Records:

━━━━━━

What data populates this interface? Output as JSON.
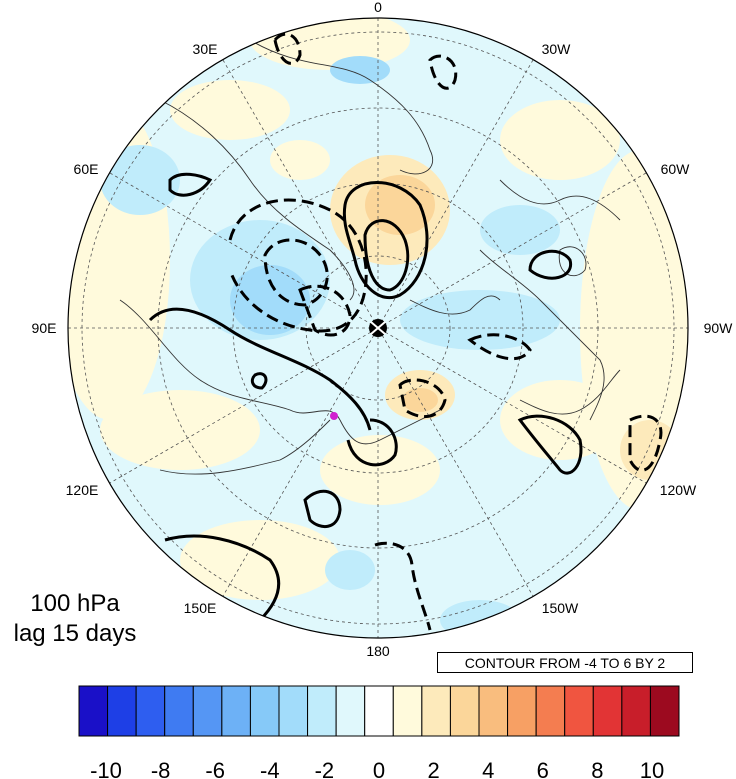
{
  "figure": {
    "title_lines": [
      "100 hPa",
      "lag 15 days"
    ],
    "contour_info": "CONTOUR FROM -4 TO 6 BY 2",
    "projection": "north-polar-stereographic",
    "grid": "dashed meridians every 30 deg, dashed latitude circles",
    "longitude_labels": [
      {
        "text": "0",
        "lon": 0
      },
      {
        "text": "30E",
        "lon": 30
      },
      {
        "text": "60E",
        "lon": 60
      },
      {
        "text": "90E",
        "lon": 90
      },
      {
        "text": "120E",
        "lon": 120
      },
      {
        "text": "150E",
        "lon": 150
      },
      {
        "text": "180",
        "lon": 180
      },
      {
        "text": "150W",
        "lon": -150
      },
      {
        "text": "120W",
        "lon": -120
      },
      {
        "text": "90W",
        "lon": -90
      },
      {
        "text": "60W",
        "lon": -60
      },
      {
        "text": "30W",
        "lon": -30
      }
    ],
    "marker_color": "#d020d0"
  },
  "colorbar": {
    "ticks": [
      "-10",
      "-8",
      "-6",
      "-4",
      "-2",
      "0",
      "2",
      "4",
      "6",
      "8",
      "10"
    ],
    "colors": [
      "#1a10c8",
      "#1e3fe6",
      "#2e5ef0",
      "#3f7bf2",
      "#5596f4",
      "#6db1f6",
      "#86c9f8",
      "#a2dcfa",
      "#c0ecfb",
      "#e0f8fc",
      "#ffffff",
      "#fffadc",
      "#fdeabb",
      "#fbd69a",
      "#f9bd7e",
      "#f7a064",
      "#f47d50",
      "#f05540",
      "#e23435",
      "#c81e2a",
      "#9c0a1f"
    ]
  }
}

━━━━━━

■ **TASK BRIEF**
From the entries above, output every line exactly and omit any image.

■ **SOLUTION TO THE EXERCISE**
What data populates this interface? Output as JSON.
{
  "figure": {
    "title_lines": [
      "100 hPa",
      "lag 15 days"
    ],
    "contour_info": "CONTOUR FROM -4 TO 6 BY 2",
    "projection": "north-polar-stereographic",
    "grid": "dashed meridians every 30 deg, dashed latitude circles",
    "longitude_labels": [
      {
        "text": "0",
        "lon": 0
      },
      {
        "text": "30E",
        "lon": 30
      },
      {
        "text": "60E",
        "lon": 60
      },
      {
        "text": "90E",
        "lon": 90
      },
      {
        "text": "120E",
        "lon": 120
      },
      {
        "text": "150E",
        "lon": 150
      },
      {
        "text": "180",
        "lon": 180
      },
      {
        "text": "150W",
        "lon": -150
      },
      {
        "text": "120W",
        "lon": -120
      },
      {
        "text": "90W",
        "lon": -90
      },
      {
        "text": "60W",
        "lon": -60
      },
      {
        "text": "30W",
        "lon": -30
      }
    ],
    "marker_color": "#d020d0"
  },
  "colorbar": {
    "ticks": [
      "-10",
      "-8",
      "-6",
      "-4",
      "-2",
      "0",
      "2",
      "4",
      "6",
      "8",
      "10"
    ],
    "colors": [
      "#1a10c8",
      "#1e3fe6",
      "#2e5ef0",
      "#3f7bf2",
      "#5596f4",
      "#6db1f6",
      "#86c9f8",
      "#a2dcfa",
      "#c0ecfb",
      "#e0f8fc",
      "#ffffff",
      "#fffadc",
      "#fdeabb",
      "#fbd69a",
      "#f9bd7e",
      "#f7a064",
      "#f47d50",
      "#f05540",
      "#e23435",
      "#c81e2a",
      "#9c0a1f"
    ]
  }
}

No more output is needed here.